→ WHAT TO DO: Leave the pictures out and print every record below exactly as it stands.

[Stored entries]
* * * * *

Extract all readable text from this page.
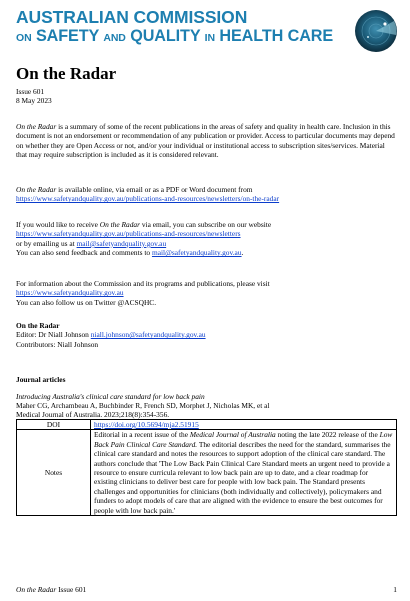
AUSTRALIAN COMMISSION
ON SAFETY AND QUALITY IN HEALTH CARE
On the Radar
Issue 601
8 May 2023
On the Radar is a summary of some of the recent publications in the areas of safety and quality in health care. Inclusion in this document is not an endorsement or recommendation of any publication or provider. Access to particular documents may depend on whether they are Open Access or not, and/or your individual or institutional access to subscription sites/services. Material that may require subscription is included as it is considered relevant.
On the Radar is available online, via email or as a PDF or Word document from
https://www.safetyandquality.gov.au/publications-and-resources/newsletters/on-the-radar
If you would like to receive On the Radar via email, you can subscribe on our website
https://www.safetyandquality.gov.au/publications-and-resources/newsletters
or by emailing us at mail@safetyandquality.gov.au
You can also send feedback and comments to mail@safetyandquality.gov.au.
For information about the Commission and its programs and publications, please visit
https://www.safetyandquality.gov.au
You can also follow us on Twitter @ACSQHC.
On the Radar
Editor: Dr Niall Johnson niall.johnson@safetyandquality.gov.au
Contributors: Niall Johnson
Journal articles
Introducing Australia's clinical care standard for low back pain
Maher CG, Archambeau A, Buchbinder R, French SD, Morphet J, Nicholas MK, et al
Medical Journal of Australia. 2023;218(8):354-356.
DOI	https://doi.org/10.5694/mja2.51915
Notes	Editorial in a recent issue of the Medical Journal of Australia noting the late 2022 release of the Low Back Pain Clinical Care Standard. The editorial describes the need for the standard, summarises the clinical care standard and notes the resources to support adoption of the clinical care standard. The authors conclude that 'The Low Back Pain Clinical Care Standard meets an urgent need to provide a resource to ensure curricula relevant to low back pain are up to date, and a clear roadmap for existing clinicians to deliver best care for people with low back pain. The Standard presents challenges and opportunities for clinicians (both individually and collectively), policymakers and funders to adopt models of care that are aligned with the evidence to ensure the best outcomes for people with low back pain.'
On the Radar Issue 601	1
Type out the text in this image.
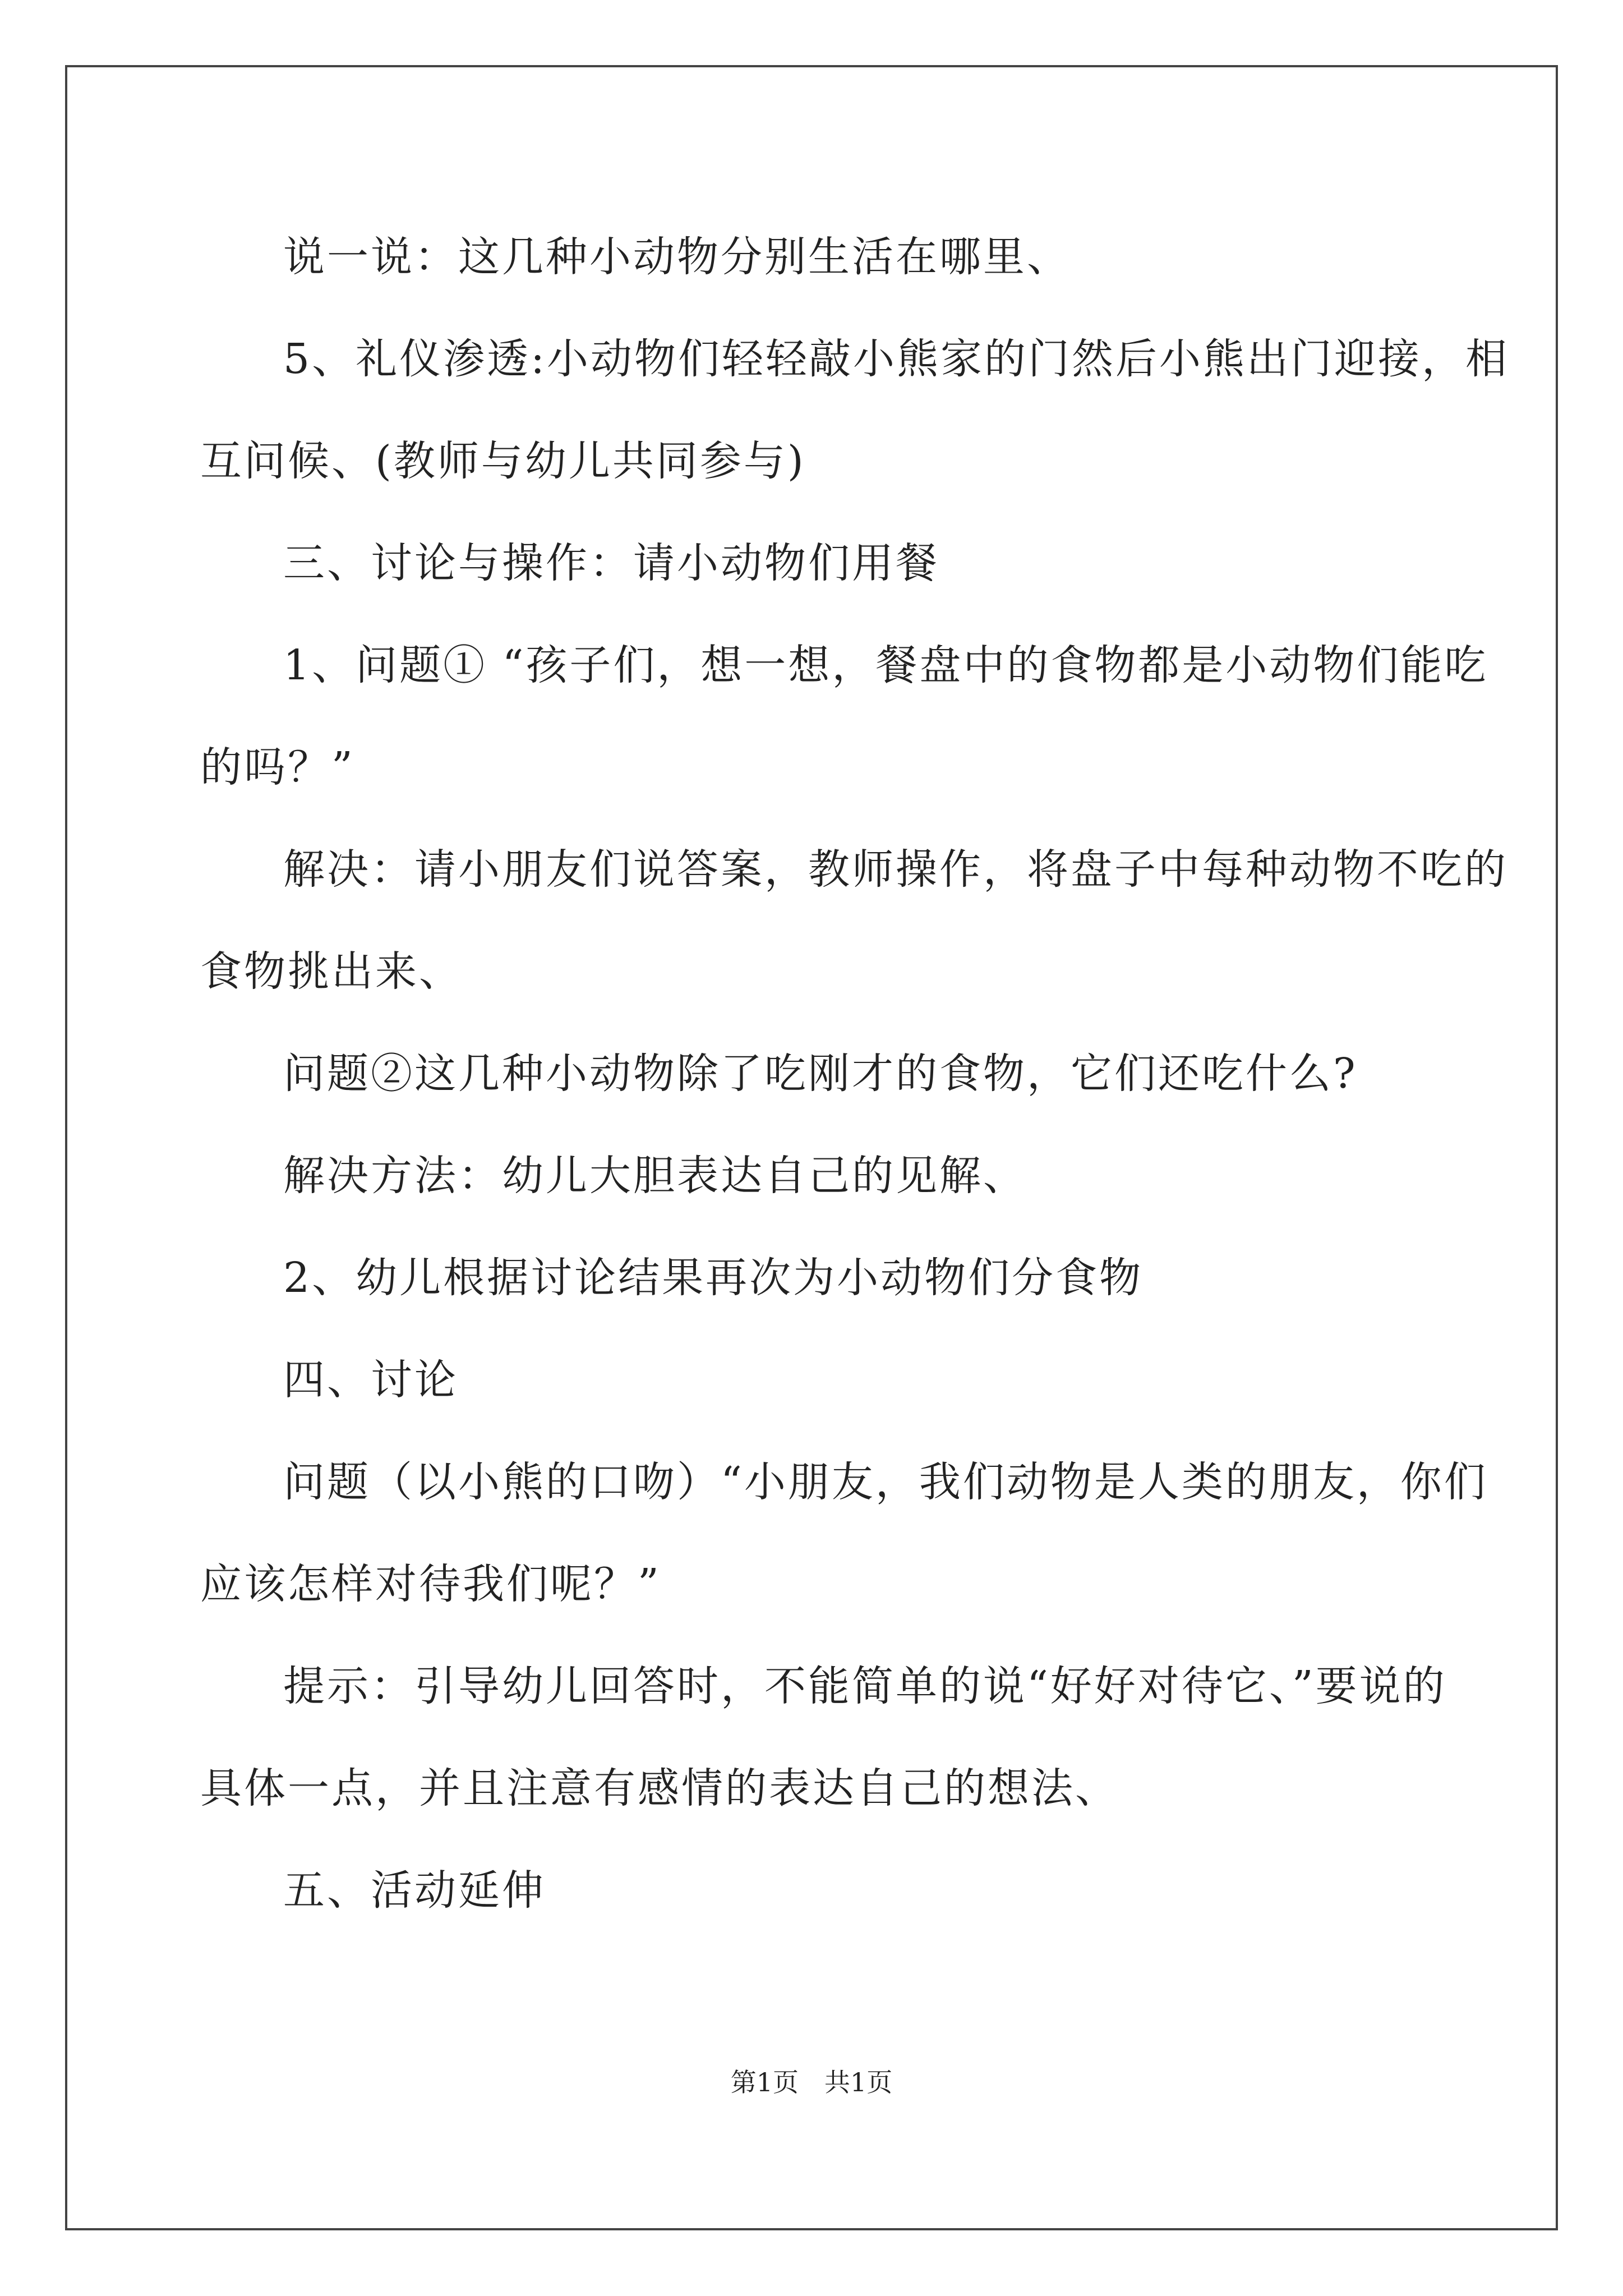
说一说：这几种小动物分别生活在哪里、
5、礼仪渗透:小动物们轻轻敲小熊家的门然后小熊出门迎接，相
互问候、(教师与幼儿共同参与)
三、讨论与操作：请小动物们用餐
1、问题① “孩子们，想一想，餐盘中的食物都是小动物们能吃
的吗？”
解决：请小朋友们说答案，教师操作，将盘子中每种动物不吃的
食物挑出来、
问题②这几种小动物除了吃刚才的食物，它们还吃什么?
解决方法：幼儿大胆表达自己的见解、
2、幼儿根据讨论结果再次为小动物们分食物
四、讨论
问题（以小熊的口吻）“小朋友，我们动物是人类的朋友，你们
应该怎样对待我们呢？”
提示：引导幼儿回答时，不能简单的说“好好对待它、”要说的
具体一点，并且注意有感情的表达自己的想法、
五、活动延伸
第1页　共1页
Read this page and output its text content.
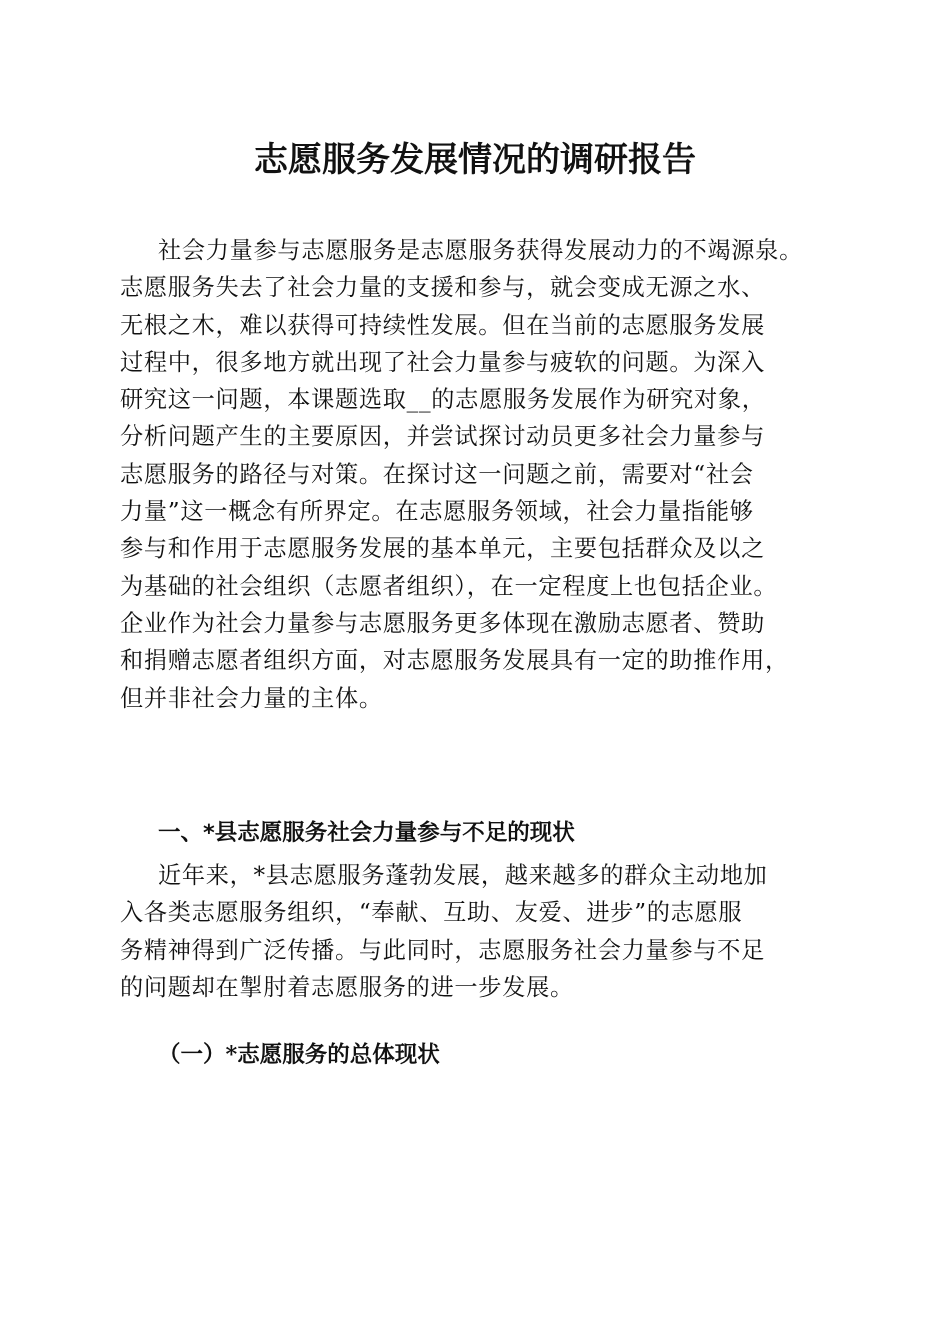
志愿服务发展情况的调研报告

社会力量参与志愿服务是志愿服务获得发展动力的不竭源泉。
志愿服务失去了社会力量的支援和参与，就会变成无源之水、
无根之木，难以获得可持续性发展。但在当前的志愿服务发展
过程中，很多地方就出现了社会力量参与疲软的问题。为深入
研究这一问题，本课题选取__的志愿服务发展作为研究对象，
分析问题产生的主要原因，并尝试探讨动员更多社会力量参与
志愿服务的路径与对策。在探讨这一问题之前，需要对“社会
力量”这一概念有所界定。在志愿服务领域，社会力量指能够
参与和作用于志愿服务发展的基本单元，主要包括群众及以之
为基础的社会组织（志愿者组织），在一定程度上也包括企业。
企业作为社会力量参与志愿服务更多体现在激励志愿者、赞助
和捐赠志愿者组织方面，对志愿服务发展具有一定的助推作用，
但并非社会力量的主体。

一、*县志愿服务社会力量参与不足的现状

近年来，*县志愿服务蓬勃发展，越来越多的群众主动地加
入各类志愿服务组织，“奉献、互助、友爱、进步”的志愿服
务精神得到广泛传播。与此同时，志愿服务社会力量参与不足
的问题却在掣肘着志愿服务的进一步发展。

（一）*志愿服务的总体现状
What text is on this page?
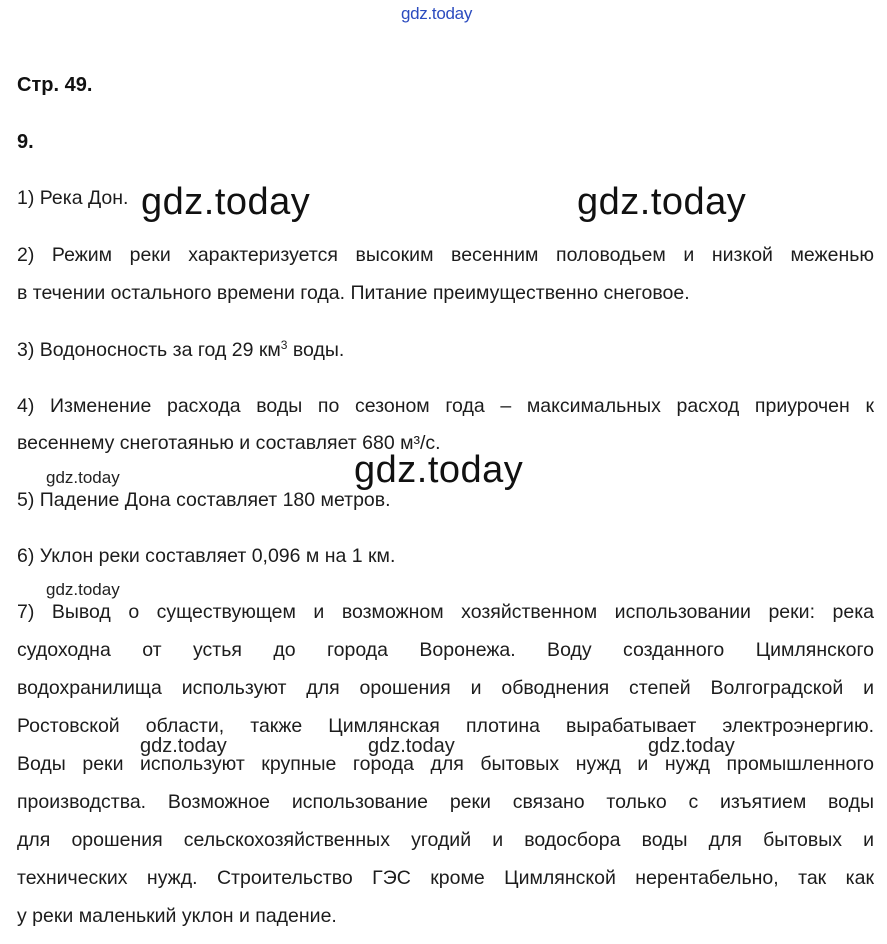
gdz.today
Стр. 49.
9.
1) Река Дон.
2) Режим реки характеризуется высоким весенним половодьем и низкой меженью
в течении остального времени года. Питание преимущественно снеговое.
3) Водоносность за год 29 $км^3$ воды.
4) Изменение расхода воды по сезоном года – максимальных расход приурочен к
весеннему снеготаянью и составляет 680 м³/с.
5) Падение Дона составляет 180 метров.
6) Уклон реки составляет 0,096 м на 1 км.
7) Вывод о существующем и возможном хозяйственном использовании реки: река
судоходна от устья до города Воронежа. Воду созданного Цимлянского
водохранилища используют для орошения и обводнения степей Волгоградской и
Ростовской области, также Цимлянская плотина вырабатывает электроэнергию.
Воды реки используют крупные города для бытовых нужд и нужд промышленного
производства. Возможное использование реки связано только с изъятием воды
для орошения сельскохозяйственных угодий и водосбора воды для бытовых и
технических нужд. Строительство ГЭС кроме Цимлянской нерентабельно, так как
у реки маленький уклон и падение.
gdz.today	gdz.today
gdz.today
gdz.today
gdz.today
gdz.today	gdz.today	gdz.today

* * * * *

→ REPLY TO THE EXERCISE:
Extract all readable text from this page.
AUSTRALIAN COMMISSION
ON SAFETY AND QUALITY IN HEALTH CARE
On the Radar
Issue 601
8 May 2023
On the Radar is a summary of some of the recent publications in the areas of safety and quality in health care. Inclusion in this document is not an endorsement or recommendation of any publication or provider. Access to particular documents may depend on whether they are Open Access or not, and/or your individual or institutional access to subscription sites/services. Material that may require subscription is included as it is considered relevant.
On the Radar is available online, via email or as a PDF or Word document from
https://www.safetyandquality.gov.au/publications-and-resources/newsletters/on-the-radar
If you would like to receive On the Radar via email, you can subscribe on our website
https://www.safetyandquality.gov.au/publications-and-resources/newsletters
or by emailing us at mail@safetyandquality.gov.au
You can also send feedback and comments to mail@safetyandquality.gov.au.
For information about the Commission and its programs and publications, please visit
https://www.safetyandquality.gov.au
You can also follow us on Twitter @ACSQHC.
On the Radar
Editor: Dr Niall Johnson niall.johnson@safetyandquality.gov.au
Contributors: Niall Johnson
Journal articles
Introducing Australia's clinical care standard for low back pain
Maher CG, Archambeau A, Buchbinder R, French SD, Morphet J, Nicholas MK, et al
Medical Journal of Australia. 2023;218(8):354-356.
DOI	https://doi.org/10.5694/mja2.51915
Notes	Editorial in a recent issue of the Medical Journal of Australia noting the late 2022 release of the Low Back Pain Clinical Care Standard. The editorial describes the need for the standard, summarises the clinical care standard and notes the resources to support adoption of the clinical care standard. The authors conclude that 'The Low Back Pain Clinical Care Standard meets an urgent need to provide a resource to ensure curricula relevant to low back pain are up to date, and a clear roadmap for existing clinicians to deliver best care for people with low back pain. The Standard presents challenges and opportunities for clinicians (both individually and collectively), policymakers and funders to adopt models of care that are aligned with the evidence to ensure the best outcomes for people with low back pain.'
On the Radar Issue 601	1
Type out the text in this image.
说一说：这几种小动物分别生活在哪里、
5、礼仪渗透:小动物们轻轻敲小熊家的门然后小熊出门迎接，相
互问候、(教师与幼儿共同参与)
三、讨论与操作：请小动物们用餐
1、问题① “孩子们，想一想，餐盘中的食物都是小动物们能吃
的吗？”
解决：请小朋友们说答案，教师操作，将盘子中每种动物不吃的
食物挑出来、
问题②这几种小动物除了吃刚才的食物，它们还吃什么?
解决方法：幼儿大胆表达自己的见解、
2、幼儿根据讨论结果再次为小动物们分食物
四、讨论
问题（以小熊的口吻）“小朋友，我们动物是人类的朋友，你们
应该怎样对待我们呢？”
提示：引导幼儿回答时，不能简单的说“好好对待它、”要说的
具体一点，并且注意有感情的表达自己的想法、
五、活动延伸
第1页　共1页
Read this page and output its text content.
志愿服务发展情况的调研报告

社会力量参与志愿服务是志愿服务获得发展动力的不竭源泉。
志愿服务失去了社会力量的支援和参与，就会变成无源之水、
无根之木，难以获得可持续性发展。但在当前的志愿服务发展
过程中，很多地方就出现了社会力量参与疲软的问题。为深入
研究这一问题，本课题选取__的志愿服务发展作为研究对象，
分析问题产生的主要原因，并尝试探讨动员更多社会力量参与
志愿服务的路径与对策。在探讨这一问题之前，需要对“社会
力量”这一概念有所界定。在志愿服务领域，社会力量指能够
参与和作用于志愿服务发展的基本单元，主要包括群众及以之
为基础的社会组织（志愿者组织），在一定程度上也包括企业。
企业作为社会力量参与志愿服务更多体现在激励志愿者、赞助
和捐赠志愿者组织方面，对志愿服务发展具有一定的助推作用，
但并非社会力量的主体。

一、*县志愿服务社会力量参与不足的现状

近年来，*县志愿服务蓬勃发展，越来越多的群众主动地加
入各类志愿服务组织，“奉献、互助、友爱、进步”的志愿服
务精神得到广泛传播。与此同时，志愿服务社会力量参与不足
的问题却在掣肘着志愿服务的进一步发展。

（一）*志愿服务的总体现状
What text is on this page?
gdz.today
Стр. 49.
9.
1) Река Дон.
2) Режим реки характеризуется высоким весенним половодьем и низкой меженью
в течении остального времени года. Питание преимущественно снеговое.
3) Водоносность за год 29 $км^3$ воды.
4) Изменение расхода воды по сезоном года – максимальных расход приурочен к
весеннему снеготаянью и составляет 680 м³/с.
5) Падение Дона составляет 180 метров.
6) Уклон реки составляет 0,096 м на 1 км.
7) Вывод о существующем и возможном хозяйственном использовании реки: река
судоходна от устья до города Воронежа. Воду созданного Цимлянского
водохранилища используют для орошения и обводнения степей Волгоградской и
Ростовской области, также Цимлянская плотина вырабатывает электроэнергию.
Воды реки используют крупные города для бытовых нужд и нужд промышленного
производства. Возможное использование реки связано только с изъятием воды
для орошения сельскохозяйственных угодий и водосбора воды для бытовых и
технических нужд. Строительство ГЭС кроме Цимлянской нерентабельно, так как
у реки маленький уклон и падение.
gdz.today	gdz.today
gdz.today
gdz.today
gdz.today
gdz.today	gdz.today	gdz.today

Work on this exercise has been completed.